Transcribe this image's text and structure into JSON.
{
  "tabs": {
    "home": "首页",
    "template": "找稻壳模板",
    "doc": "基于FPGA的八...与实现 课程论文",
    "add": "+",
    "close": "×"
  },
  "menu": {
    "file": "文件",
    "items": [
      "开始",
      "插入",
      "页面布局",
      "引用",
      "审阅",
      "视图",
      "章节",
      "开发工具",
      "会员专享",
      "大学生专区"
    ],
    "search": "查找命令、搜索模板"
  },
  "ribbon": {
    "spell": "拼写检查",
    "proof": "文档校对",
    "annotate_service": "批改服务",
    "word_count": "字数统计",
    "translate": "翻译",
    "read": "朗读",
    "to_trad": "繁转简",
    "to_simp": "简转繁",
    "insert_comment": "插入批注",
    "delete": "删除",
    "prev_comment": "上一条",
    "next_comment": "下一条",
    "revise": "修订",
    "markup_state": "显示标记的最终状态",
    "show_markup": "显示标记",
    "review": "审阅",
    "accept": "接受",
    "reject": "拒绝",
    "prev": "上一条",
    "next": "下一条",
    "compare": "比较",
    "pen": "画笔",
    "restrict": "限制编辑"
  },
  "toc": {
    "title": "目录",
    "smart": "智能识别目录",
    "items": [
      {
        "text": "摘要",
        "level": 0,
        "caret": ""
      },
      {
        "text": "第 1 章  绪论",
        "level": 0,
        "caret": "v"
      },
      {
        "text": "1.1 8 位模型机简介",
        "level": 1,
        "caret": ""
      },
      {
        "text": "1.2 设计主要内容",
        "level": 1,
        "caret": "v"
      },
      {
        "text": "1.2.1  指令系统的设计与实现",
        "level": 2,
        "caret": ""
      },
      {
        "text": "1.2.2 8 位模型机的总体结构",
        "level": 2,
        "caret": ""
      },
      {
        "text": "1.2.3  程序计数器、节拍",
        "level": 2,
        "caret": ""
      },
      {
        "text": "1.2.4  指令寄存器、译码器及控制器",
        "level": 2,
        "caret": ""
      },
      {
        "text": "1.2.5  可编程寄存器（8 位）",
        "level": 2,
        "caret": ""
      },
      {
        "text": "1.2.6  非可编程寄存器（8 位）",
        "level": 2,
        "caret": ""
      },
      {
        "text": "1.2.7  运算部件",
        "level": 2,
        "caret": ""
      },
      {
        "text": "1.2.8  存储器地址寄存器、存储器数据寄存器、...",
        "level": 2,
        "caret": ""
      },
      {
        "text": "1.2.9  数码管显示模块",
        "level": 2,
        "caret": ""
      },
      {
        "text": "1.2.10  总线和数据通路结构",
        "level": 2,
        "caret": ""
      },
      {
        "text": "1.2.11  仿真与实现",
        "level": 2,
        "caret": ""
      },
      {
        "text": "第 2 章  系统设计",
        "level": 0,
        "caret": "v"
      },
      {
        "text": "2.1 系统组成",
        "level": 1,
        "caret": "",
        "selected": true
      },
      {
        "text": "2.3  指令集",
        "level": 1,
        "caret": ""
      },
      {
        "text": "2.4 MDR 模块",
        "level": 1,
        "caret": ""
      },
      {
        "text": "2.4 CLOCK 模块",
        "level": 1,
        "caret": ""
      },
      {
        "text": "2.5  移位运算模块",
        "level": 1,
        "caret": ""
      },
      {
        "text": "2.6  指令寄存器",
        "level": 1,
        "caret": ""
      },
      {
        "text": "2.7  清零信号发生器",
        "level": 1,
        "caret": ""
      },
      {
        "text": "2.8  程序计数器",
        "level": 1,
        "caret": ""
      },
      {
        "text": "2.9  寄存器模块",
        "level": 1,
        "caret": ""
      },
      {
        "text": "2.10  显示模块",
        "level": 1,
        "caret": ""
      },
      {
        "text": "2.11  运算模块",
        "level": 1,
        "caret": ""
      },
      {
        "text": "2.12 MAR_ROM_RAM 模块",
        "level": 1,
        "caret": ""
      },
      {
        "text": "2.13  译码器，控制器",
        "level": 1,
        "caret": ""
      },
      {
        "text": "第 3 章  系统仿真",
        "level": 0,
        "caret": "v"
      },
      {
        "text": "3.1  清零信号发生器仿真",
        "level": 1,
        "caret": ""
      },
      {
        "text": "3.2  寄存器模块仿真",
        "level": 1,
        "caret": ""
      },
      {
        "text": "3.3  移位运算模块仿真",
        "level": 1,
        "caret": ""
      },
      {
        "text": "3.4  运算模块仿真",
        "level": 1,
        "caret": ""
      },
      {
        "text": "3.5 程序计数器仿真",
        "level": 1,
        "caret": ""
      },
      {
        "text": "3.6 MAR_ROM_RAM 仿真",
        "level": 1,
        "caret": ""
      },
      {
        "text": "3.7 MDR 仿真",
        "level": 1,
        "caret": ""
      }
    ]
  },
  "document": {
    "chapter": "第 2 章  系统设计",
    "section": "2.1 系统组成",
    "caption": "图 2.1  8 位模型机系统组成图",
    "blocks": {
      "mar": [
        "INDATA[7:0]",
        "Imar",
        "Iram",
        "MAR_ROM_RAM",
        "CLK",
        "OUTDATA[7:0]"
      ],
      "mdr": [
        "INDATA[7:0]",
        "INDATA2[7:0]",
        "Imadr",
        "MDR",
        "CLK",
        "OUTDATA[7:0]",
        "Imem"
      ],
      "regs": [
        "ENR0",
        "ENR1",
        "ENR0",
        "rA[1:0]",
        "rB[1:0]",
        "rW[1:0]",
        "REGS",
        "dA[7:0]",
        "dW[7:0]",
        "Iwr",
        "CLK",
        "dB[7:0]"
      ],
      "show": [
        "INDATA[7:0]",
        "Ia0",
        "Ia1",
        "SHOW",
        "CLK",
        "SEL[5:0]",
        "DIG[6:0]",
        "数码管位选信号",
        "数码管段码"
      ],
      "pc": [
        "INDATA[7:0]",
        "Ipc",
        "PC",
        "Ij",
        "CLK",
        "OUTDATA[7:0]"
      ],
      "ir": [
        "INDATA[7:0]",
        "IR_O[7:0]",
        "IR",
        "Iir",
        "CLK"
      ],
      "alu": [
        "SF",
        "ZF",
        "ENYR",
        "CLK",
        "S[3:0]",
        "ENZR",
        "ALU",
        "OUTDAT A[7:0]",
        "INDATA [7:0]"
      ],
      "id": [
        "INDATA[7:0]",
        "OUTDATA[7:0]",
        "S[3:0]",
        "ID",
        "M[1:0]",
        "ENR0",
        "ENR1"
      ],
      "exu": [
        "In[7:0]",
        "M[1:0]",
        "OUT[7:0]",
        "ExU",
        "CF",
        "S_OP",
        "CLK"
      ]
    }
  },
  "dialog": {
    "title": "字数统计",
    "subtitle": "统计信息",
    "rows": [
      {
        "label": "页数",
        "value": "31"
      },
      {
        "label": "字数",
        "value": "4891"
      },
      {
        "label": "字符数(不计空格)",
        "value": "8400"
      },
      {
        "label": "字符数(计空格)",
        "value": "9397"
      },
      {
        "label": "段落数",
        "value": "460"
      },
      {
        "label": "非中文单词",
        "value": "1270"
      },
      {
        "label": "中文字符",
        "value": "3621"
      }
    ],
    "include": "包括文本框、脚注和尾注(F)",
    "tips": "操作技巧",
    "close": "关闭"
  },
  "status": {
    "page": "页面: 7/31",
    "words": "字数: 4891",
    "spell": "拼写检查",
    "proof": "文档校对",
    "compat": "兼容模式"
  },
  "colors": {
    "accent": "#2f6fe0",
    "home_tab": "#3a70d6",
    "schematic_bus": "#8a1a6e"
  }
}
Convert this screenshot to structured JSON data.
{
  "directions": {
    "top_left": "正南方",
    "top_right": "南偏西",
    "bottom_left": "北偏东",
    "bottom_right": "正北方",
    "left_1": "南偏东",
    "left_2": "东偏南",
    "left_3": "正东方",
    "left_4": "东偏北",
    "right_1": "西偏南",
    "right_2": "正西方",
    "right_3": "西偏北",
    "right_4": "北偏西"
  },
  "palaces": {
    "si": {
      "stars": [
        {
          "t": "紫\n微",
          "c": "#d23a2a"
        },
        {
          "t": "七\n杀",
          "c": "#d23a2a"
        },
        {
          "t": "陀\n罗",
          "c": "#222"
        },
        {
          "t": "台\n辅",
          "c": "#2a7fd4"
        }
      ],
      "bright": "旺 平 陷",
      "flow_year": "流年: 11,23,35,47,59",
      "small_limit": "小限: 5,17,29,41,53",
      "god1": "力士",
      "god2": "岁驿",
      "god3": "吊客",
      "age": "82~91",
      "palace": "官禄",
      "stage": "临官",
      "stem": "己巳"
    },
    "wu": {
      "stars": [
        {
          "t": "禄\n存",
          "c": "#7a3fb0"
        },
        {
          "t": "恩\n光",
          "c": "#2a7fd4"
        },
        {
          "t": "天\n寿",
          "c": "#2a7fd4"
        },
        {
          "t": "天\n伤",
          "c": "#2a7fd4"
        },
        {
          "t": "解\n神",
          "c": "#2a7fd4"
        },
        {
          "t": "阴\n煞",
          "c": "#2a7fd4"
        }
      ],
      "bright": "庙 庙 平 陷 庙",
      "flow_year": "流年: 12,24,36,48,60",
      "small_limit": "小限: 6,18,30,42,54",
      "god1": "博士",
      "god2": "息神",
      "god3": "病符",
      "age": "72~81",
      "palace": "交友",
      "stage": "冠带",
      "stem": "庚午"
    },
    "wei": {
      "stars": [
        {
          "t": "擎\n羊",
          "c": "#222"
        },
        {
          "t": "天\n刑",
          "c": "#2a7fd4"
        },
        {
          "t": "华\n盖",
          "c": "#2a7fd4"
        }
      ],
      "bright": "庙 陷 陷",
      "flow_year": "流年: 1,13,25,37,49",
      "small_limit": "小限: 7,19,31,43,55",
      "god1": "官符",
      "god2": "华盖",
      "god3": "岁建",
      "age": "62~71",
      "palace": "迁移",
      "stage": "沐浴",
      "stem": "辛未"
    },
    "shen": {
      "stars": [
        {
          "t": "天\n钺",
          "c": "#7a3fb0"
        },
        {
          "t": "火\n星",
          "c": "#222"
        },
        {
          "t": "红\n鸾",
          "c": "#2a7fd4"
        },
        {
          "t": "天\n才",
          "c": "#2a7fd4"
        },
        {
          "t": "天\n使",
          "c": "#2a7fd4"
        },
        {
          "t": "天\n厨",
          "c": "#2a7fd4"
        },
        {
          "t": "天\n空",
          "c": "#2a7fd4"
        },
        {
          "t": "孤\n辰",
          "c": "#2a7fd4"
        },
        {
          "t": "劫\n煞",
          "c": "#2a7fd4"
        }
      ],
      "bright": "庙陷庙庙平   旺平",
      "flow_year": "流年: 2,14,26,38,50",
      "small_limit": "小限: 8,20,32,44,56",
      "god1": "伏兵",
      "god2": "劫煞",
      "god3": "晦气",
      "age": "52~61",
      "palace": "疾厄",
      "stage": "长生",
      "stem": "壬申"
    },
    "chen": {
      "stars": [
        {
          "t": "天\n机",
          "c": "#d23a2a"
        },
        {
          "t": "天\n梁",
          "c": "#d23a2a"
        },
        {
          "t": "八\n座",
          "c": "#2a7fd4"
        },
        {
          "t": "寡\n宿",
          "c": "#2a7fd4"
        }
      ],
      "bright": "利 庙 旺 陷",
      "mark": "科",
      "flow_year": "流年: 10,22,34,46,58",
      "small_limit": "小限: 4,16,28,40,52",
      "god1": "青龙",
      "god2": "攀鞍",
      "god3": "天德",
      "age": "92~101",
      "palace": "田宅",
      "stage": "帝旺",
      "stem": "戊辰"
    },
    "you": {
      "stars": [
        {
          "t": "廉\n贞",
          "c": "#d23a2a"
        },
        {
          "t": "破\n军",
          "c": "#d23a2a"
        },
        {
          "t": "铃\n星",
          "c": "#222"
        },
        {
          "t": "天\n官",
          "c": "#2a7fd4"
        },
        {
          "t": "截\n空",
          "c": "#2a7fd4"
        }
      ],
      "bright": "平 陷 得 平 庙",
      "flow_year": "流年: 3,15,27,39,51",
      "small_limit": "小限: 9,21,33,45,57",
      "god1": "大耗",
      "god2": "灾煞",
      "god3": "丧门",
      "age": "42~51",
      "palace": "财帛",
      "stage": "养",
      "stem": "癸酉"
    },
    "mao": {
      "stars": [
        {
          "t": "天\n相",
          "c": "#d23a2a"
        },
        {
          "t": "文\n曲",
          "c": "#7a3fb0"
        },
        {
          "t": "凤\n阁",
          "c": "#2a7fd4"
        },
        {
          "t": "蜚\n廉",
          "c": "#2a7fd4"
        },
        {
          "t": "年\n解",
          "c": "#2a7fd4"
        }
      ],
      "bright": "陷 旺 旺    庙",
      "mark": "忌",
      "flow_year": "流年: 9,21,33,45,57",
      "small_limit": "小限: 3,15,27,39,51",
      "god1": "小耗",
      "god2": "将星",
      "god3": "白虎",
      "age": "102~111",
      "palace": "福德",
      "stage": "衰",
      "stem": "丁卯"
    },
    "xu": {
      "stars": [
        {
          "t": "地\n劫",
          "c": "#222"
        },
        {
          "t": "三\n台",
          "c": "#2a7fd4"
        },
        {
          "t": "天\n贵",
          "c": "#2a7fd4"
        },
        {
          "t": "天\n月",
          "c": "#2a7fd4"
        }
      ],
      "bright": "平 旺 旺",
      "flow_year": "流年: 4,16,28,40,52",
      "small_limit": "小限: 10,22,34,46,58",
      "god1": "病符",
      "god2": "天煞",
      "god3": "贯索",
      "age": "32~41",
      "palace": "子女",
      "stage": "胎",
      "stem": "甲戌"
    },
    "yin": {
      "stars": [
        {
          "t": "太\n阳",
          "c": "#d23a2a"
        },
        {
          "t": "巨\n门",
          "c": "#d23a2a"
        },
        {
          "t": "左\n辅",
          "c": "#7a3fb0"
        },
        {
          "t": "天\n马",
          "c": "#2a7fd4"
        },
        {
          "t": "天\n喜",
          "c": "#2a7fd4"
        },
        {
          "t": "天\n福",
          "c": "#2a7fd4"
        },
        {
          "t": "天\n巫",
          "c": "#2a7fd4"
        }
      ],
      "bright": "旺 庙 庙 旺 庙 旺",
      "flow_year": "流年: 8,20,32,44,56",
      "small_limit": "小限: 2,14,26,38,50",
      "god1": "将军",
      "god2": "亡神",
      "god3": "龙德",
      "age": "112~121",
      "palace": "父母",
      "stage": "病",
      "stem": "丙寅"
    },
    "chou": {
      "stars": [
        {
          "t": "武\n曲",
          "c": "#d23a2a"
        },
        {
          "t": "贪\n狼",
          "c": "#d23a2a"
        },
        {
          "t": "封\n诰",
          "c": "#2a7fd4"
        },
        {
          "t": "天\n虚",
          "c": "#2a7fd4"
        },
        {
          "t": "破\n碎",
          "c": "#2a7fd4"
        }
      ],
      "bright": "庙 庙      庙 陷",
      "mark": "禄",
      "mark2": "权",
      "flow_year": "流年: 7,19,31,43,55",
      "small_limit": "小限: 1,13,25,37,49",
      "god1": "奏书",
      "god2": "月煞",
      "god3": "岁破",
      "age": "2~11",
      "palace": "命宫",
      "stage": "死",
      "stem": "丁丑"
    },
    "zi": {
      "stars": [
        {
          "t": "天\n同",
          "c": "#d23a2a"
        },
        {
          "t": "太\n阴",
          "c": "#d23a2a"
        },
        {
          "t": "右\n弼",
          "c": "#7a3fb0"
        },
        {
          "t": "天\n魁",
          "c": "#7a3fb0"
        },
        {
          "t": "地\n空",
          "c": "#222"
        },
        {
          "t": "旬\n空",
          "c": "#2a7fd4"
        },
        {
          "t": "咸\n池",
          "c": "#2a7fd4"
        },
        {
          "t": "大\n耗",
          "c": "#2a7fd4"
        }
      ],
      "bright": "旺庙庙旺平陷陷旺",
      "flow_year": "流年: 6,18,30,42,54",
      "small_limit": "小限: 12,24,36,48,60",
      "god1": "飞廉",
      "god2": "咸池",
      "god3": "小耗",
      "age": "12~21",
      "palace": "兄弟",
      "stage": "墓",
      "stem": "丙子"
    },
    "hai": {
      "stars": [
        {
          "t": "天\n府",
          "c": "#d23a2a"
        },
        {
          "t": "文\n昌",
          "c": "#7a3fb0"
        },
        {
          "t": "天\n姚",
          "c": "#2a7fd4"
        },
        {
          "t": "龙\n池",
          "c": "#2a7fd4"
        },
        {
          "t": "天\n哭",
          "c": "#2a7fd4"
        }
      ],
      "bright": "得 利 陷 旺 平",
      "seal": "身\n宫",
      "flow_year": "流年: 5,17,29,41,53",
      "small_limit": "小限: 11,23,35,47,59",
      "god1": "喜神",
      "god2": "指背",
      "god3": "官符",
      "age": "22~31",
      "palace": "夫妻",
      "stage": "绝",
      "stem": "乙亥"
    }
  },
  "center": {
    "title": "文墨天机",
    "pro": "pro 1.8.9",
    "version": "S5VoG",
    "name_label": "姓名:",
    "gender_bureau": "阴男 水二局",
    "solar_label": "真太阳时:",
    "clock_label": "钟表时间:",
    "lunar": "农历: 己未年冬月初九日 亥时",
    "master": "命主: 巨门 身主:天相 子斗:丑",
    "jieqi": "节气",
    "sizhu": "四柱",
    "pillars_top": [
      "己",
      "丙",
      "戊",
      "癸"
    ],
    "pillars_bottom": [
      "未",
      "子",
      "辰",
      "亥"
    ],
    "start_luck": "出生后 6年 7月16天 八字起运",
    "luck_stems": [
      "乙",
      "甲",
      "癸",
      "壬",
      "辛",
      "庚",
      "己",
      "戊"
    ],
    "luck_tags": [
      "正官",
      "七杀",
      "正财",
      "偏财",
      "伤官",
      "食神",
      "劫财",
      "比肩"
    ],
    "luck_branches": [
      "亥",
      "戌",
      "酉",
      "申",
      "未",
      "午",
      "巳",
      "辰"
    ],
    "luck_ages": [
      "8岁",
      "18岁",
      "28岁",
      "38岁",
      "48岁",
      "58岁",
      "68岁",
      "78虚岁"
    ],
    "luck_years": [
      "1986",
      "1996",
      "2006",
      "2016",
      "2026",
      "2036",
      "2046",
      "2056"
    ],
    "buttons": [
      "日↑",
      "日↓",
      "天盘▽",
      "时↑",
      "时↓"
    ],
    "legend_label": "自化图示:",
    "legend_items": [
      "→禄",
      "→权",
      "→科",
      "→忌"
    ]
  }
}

# # # # # # #

§ Given task
Where a line in the material above holds "this", copy that line.

§ Finished answer
Transcribe this image's text and structure into JSON.
Convert this screenshot to structured JSON data.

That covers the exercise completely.